[OBJECTIVE] Tally the lines below that contain "Package". The number is the whole answer.

## BEGIN INFORMATION SHOWN

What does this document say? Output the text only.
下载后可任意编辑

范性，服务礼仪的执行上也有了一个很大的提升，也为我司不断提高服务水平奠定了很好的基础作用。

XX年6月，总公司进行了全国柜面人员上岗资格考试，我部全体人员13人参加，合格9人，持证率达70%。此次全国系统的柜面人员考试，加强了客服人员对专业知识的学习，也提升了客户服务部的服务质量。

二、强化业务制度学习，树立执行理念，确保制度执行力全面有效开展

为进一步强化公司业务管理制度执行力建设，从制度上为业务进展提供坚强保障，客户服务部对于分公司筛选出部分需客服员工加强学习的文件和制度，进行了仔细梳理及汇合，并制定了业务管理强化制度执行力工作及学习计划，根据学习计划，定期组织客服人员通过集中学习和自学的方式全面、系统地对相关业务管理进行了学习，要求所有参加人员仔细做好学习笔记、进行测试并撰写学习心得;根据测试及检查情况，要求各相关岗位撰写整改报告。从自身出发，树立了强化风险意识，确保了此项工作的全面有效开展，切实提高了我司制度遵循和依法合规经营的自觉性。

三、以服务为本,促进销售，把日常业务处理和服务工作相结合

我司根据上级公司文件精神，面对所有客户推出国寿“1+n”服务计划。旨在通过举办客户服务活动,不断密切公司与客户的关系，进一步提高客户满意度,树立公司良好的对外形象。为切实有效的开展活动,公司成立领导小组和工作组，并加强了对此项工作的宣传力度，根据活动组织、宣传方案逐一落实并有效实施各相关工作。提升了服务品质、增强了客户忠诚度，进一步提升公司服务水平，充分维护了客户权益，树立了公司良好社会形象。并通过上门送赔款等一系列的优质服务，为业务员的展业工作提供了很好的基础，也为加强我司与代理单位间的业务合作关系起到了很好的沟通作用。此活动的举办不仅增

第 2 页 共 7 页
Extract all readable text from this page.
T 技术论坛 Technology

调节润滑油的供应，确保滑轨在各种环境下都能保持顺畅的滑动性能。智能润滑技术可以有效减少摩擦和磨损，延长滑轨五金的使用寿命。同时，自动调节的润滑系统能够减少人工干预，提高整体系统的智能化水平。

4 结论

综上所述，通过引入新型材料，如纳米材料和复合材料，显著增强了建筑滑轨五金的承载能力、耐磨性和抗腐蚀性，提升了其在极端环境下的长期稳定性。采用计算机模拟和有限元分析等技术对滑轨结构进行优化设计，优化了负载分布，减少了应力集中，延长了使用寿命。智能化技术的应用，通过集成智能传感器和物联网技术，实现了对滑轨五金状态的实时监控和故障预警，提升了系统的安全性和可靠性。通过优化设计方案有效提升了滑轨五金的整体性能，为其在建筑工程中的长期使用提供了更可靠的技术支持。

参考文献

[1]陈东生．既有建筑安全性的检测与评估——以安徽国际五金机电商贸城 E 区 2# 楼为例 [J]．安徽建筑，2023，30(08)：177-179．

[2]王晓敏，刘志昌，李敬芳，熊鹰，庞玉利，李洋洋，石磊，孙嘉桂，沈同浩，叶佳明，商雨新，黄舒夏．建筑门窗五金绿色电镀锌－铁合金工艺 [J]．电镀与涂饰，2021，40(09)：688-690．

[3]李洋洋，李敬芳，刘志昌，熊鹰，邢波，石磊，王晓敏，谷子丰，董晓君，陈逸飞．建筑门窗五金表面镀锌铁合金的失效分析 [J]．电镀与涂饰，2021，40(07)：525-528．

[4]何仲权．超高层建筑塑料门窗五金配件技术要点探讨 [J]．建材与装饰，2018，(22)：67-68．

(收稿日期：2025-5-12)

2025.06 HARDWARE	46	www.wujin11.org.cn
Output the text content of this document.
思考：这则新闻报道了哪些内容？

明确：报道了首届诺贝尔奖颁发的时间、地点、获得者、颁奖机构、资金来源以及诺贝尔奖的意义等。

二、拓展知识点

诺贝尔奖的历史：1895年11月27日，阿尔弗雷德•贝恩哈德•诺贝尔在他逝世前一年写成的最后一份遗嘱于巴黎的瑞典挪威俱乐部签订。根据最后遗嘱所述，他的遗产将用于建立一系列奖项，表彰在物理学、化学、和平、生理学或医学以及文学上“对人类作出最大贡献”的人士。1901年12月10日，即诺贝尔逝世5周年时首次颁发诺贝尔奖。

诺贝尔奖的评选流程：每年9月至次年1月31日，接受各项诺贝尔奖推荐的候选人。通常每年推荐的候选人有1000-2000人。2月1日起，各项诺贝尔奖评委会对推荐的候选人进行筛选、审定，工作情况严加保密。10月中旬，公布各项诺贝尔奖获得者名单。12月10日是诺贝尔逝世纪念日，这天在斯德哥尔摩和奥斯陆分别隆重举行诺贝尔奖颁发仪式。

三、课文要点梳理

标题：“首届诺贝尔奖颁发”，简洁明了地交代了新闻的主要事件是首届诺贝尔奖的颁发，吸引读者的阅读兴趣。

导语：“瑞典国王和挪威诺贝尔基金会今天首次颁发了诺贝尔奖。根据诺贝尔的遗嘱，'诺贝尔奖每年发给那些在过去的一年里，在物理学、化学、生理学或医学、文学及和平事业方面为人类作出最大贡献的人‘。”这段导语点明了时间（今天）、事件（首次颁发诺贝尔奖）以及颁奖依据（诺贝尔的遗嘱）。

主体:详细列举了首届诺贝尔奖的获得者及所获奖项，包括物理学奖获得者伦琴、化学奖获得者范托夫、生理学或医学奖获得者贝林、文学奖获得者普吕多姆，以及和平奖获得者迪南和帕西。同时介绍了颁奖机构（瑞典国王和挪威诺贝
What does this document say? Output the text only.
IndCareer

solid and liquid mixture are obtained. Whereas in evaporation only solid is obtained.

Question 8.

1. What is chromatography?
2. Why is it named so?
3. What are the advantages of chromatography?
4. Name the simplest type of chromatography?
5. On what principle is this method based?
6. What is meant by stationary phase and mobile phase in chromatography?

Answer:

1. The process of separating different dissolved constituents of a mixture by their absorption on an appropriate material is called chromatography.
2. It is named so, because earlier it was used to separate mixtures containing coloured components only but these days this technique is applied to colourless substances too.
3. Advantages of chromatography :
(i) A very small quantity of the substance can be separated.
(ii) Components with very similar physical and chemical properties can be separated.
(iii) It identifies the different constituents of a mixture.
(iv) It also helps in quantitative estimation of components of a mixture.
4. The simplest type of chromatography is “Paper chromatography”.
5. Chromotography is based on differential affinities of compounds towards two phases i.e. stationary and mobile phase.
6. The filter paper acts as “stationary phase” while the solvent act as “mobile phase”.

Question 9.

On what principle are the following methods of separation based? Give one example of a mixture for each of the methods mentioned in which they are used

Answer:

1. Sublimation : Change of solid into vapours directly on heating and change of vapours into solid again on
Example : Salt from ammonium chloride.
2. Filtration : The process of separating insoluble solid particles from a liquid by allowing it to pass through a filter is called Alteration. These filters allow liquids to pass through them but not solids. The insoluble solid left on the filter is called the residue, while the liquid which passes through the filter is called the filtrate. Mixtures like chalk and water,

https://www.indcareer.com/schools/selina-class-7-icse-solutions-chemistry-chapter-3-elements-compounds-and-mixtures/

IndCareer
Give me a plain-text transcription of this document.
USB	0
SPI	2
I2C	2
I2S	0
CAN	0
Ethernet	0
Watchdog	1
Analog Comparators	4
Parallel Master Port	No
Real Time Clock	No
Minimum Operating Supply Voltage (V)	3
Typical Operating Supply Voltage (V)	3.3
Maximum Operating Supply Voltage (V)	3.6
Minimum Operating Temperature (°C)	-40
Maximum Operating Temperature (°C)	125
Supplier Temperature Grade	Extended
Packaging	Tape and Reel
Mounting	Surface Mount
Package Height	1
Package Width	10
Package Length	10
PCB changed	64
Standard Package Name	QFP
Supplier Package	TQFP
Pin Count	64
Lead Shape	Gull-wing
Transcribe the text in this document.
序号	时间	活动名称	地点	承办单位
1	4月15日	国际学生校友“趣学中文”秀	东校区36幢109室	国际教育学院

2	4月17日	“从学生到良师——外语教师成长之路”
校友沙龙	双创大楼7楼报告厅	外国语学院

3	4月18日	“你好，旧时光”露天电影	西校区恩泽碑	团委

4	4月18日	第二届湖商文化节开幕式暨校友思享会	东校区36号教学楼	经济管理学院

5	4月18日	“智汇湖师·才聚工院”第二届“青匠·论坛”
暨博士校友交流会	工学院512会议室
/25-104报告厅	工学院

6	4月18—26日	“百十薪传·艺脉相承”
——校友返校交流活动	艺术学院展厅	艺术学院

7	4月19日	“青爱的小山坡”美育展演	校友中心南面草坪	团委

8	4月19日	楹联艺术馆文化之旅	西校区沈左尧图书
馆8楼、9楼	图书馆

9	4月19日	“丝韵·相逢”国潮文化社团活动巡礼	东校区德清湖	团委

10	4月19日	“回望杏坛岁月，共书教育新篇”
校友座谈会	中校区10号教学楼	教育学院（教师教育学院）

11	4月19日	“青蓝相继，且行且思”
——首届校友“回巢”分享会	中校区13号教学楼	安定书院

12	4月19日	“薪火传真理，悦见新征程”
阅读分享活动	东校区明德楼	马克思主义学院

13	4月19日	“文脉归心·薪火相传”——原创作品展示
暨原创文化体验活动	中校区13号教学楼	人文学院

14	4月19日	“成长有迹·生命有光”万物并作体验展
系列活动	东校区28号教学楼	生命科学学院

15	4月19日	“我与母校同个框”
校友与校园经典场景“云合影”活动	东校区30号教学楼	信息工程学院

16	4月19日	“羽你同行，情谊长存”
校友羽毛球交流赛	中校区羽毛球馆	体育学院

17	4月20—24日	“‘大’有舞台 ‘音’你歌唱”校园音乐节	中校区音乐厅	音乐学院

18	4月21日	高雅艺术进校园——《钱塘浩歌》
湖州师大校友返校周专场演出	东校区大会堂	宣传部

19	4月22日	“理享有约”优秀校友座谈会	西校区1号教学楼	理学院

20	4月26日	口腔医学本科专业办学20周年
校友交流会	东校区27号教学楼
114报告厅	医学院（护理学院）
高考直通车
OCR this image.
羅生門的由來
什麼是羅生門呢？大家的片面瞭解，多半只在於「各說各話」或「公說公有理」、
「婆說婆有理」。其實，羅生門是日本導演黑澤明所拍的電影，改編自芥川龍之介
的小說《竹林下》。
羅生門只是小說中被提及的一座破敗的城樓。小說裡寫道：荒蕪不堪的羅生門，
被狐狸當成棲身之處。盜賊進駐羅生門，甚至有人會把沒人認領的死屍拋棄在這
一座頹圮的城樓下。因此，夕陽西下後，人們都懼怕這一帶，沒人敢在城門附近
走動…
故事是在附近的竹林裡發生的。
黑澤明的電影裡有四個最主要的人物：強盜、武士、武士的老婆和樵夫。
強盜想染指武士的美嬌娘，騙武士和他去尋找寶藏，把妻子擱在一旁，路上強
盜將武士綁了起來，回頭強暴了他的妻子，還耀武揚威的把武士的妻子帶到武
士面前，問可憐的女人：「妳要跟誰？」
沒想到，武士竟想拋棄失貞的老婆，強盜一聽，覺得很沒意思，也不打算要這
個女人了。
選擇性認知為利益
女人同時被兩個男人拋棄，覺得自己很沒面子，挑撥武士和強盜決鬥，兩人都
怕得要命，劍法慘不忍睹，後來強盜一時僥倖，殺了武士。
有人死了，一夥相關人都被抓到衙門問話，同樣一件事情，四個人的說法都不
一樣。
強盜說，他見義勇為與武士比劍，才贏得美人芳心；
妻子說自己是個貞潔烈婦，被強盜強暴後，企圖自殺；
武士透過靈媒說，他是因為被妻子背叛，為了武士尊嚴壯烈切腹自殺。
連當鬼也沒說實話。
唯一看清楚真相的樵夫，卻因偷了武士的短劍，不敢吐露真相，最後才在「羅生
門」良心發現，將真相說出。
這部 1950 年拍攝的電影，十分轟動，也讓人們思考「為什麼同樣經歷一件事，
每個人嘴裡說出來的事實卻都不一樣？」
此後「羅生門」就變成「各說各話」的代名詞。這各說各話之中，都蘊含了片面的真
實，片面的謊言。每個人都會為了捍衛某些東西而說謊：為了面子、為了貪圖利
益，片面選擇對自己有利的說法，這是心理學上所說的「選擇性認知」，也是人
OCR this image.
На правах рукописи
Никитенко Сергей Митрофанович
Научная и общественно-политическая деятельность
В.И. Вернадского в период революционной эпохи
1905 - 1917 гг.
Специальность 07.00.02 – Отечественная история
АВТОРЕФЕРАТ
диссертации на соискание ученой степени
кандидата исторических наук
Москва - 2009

## END INFORMATION SHOWN

[RESULT OF THE TASK] 5